_To do:_ Retype everything in the listing, leaving each line exactly as it is.

--- Begin Data for the task ---

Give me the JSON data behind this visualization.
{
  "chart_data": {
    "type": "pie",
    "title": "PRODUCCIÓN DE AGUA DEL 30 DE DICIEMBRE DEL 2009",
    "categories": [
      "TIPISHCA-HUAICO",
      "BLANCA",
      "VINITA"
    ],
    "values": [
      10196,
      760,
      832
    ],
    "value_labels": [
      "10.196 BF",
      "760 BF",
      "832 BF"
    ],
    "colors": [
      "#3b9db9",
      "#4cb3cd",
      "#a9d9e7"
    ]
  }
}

--- End Data for the task ---

_Response to the task:_
Give me the JSON data behind this visualization.
{
  "chart_data": {
    "type": "pie",
    "title": "PRODUCCIÓN DE AGUA DEL 30 DE DICIEMBRE DEL 2009",
    "categories": [
      "TIPISHCA-HUAICO",
      "BLANCA",
      "VINITA"
    ],
    "values": [
      10196,
      760,
      832
    ],
    "value_labels": [
      "10.196 BF",
      "760 BF",
      "832 BF"
    ],
    "colors": [
      "#3b9db9",
      "#4cb3cd",
      "#a9d9e7"
    ]
  }
}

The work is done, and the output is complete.